• [SHORT TASK] The records underneath are to be repeated exactly, with the pictures left out.
-- BEGIN --
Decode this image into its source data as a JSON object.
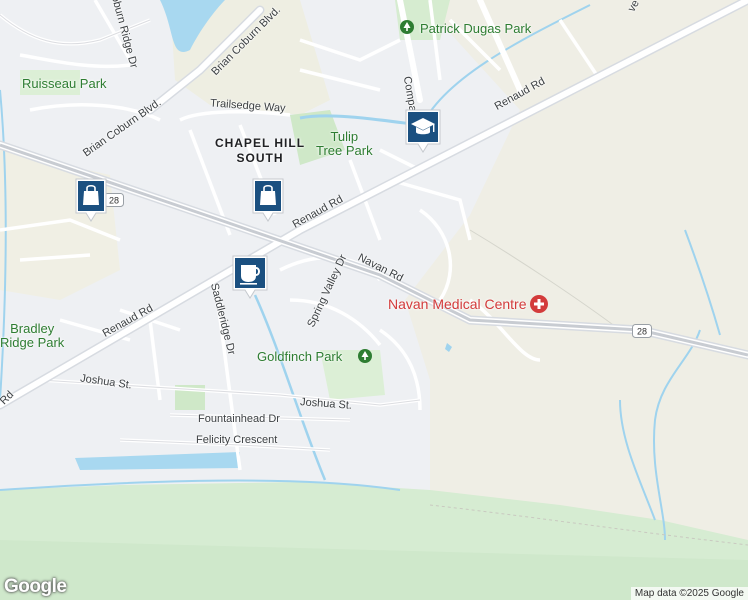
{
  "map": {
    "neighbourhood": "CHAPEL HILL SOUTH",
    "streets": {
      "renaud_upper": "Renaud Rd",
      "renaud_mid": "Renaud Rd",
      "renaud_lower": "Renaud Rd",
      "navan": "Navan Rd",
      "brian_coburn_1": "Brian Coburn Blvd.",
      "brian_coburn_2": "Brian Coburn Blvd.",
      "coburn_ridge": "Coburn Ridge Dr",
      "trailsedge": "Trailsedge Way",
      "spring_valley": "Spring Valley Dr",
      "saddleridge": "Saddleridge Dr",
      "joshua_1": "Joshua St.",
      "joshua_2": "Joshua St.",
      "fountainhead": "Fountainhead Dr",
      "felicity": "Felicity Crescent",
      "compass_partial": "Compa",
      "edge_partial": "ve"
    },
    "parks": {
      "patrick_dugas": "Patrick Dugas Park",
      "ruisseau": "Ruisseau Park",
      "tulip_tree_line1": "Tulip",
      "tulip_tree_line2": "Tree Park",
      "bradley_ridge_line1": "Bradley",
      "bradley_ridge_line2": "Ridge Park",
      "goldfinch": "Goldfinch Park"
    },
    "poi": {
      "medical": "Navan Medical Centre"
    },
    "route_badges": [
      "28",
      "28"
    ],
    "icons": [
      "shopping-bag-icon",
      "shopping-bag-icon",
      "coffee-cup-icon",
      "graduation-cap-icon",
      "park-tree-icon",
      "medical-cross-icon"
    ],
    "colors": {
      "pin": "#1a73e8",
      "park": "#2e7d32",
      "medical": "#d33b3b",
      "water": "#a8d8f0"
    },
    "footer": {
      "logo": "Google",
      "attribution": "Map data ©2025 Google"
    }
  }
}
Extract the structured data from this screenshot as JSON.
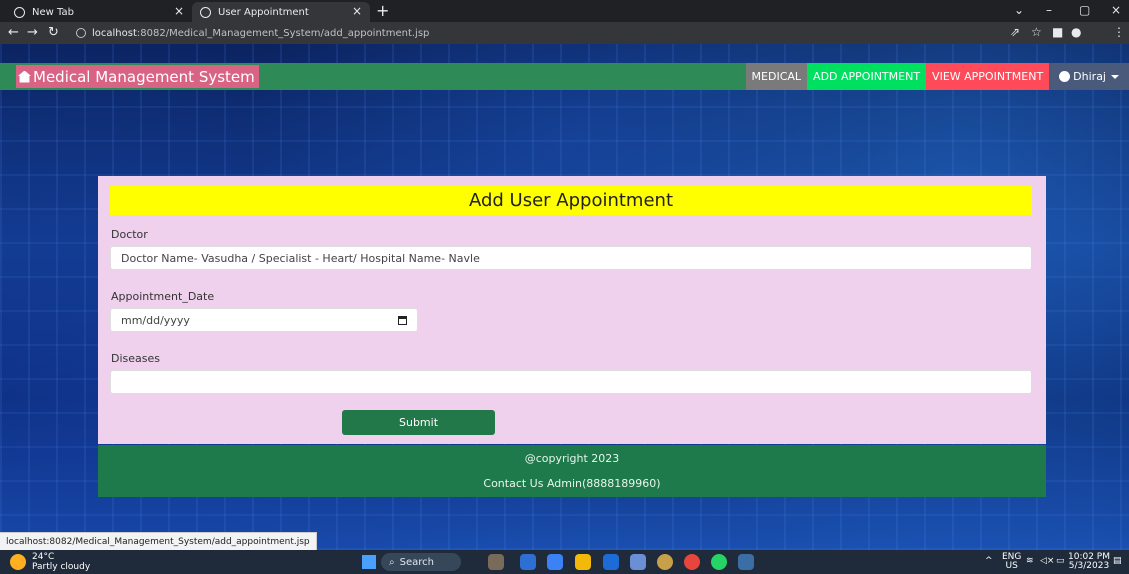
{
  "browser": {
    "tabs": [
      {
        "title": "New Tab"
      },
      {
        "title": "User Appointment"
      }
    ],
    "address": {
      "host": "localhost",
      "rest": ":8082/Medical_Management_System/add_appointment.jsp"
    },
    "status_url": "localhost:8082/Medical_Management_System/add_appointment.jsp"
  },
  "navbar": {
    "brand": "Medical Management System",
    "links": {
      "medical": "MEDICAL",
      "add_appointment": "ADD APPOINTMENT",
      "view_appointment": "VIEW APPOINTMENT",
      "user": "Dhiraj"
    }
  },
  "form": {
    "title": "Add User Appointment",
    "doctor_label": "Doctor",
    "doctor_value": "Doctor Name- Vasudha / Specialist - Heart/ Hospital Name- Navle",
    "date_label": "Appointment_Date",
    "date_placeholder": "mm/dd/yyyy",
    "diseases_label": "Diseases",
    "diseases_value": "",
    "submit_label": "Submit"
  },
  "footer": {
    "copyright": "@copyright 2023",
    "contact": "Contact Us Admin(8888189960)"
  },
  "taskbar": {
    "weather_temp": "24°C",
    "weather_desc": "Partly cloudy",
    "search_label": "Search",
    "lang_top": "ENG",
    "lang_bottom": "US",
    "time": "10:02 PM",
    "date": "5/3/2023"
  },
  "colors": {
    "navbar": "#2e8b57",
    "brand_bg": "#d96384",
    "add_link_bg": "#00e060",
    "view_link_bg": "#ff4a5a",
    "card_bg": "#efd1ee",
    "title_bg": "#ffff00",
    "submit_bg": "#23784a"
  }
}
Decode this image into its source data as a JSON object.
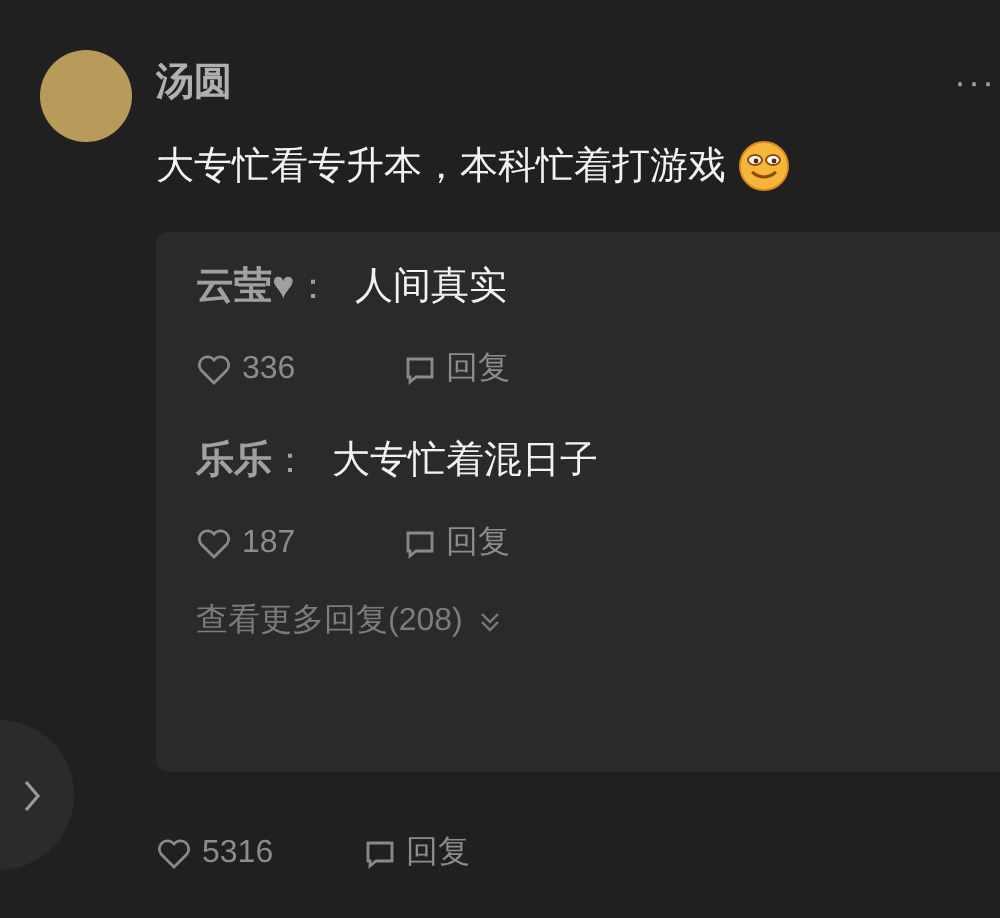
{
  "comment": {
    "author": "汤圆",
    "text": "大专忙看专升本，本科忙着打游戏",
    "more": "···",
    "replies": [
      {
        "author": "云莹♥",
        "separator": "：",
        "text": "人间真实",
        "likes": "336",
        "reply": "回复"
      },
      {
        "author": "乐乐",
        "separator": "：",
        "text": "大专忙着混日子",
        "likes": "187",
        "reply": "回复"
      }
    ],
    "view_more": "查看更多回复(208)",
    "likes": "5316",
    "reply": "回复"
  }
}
-- END --
• [RESULT OF THE TASK]
Decode this image into its source data as a JSON object.
{
  "map": {
    "neighbourhood": "CHAPEL HILL SOUTH",
    "streets": {
      "renaud_upper": "Renaud Rd",
      "renaud_mid": "Renaud Rd",
      "renaud_lower": "Renaud Rd",
      "navan": "Navan Rd",
      "brian_coburn_1": "Brian Coburn Blvd.",
      "brian_coburn_2": "Brian Coburn Blvd.",
      "coburn_ridge": "Coburn Ridge Dr",
      "trailsedge": "Trailsedge Way",
      "spring_valley": "Spring Valley Dr",
      "saddleridge": "Saddleridge Dr",
      "joshua_1": "Joshua St.",
      "joshua_2": "Joshua St.",
      "fountainhead": "Fountainhead Dr",
      "felicity": "Felicity Crescent",
      "compass_partial": "Compa",
      "edge_partial": "ve"
    },
    "parks": {
      "patrick_dugas": "Patrick Dugas Park",
      "ruisseau": "Ruisseau Park",
      "tulip_tree_line1": "Tulip",
      "tulip_tree_line2": "Tree Park",
      "bradley_ridge_line1": "Bradley",
      "bradley_ridge_line2": "Ridge Park",
      "goldfinch": "Goldfinch Park"
    },
    "poi": {
      "medical": "Navan Medical Centre"
    },
    "route_badges": [
      "28",
      "28"
    ],
    "icons": [
      "shopping-bag-icon",
      "shopping-bag-icon",
      "coffee-cup-icon",
      "graduation-cap-icon",
      "park-tree-icon",
      "medical-cross-icon"
    ],
    "colors": {
      "pin": "#1a73e8",
      "park": "#2e7d32",
      "medical": "#d33b3b",
      "water": "#a8d8f0"
    },
    "footer": {
      "logo": "Google",
      "attribution": "Map data ©2025 Google"
    }
  }
}
Extract the structured data from this screenshot as JSON.
{
  "browser": {
    "tabs": [
      {
        "title": "New Tab"
      },
      {
        "title": "User Appointment"
      }
    ],
    "address": {
      "host": "localhost",
      "rest": ":8082/Medical_Management_System/add_appointment.jsp"
    },
    "status_url": "localhost:8082/Medical_Management_System/add_appointment.jsp"
  },
  "navbar": {
    "brand": "Medical Management System",
    "links": {
      "medical": "MEDICAL",
      "add_appointment": "ADD APPOINTMENT",
      "view_appointment": "VIEW APPOINTMENT",
      "user": "Dhiraj"
    }
  },
  "form": {
    "title": "Add User Appointment",
    "doctor_label": "Doctor",
    "doctor_value": "Doctor Name- Vasudha / Specialist - Heart/ Hospital Name- Navle",
    "date_label": "Appointment_Date",
    "date_placeholder": "mm/dd/yyyy",
    "diseases_label": "Diseases",
    "diseases_value": "",
    "submit_label": "Submit"
  },
  "footer": {
    "copyright": "@copyright 2023",
    "contact": "Contact Us Admin(8888189960)"
  },
  "taskbar": {
    "weather_temp": "24°C",
    "weather_desc": "Partly cloudy",
    "search_label": "Search",
    "lang_top": "ENG",
    "lang_bottom": "US",
    "time": "10:02 PM",
    "date": "5/3/2023"
  },
  "colors": {
    "navbar": "#2e8b57",
    "brand_bg": "#d96384",
    "add_link_bg": "#00e060",
    "view_link_bg": "#ff4a5a",
    "card_bg": "#efd1ee",
    "title_bg": "#ffff00",
    "submit_bg": "#23784a"
  }
}
Decode this image into its source data as a JSON object.
{
  "comment": {
    "author": "汤圆",
    "text": "大专忙看专升本，本科忙着打游戏",
    "more": "···",
    "replies": [
      {
        "author": "云莹♥",
        "separator": "：",
        "text": "人间真实",
        "likes": "336",
        "reply": "回复"
      },
      {
        "author": "乐乐",
        "separator": "：",
        "text": "大专忙着混日子",
        "likes": "187",
        "reply": "回复"
      }
    ],
    "view_more": "查看更多回复(208)",
    "likes": "5316",
    "reply": "回复"
  }
}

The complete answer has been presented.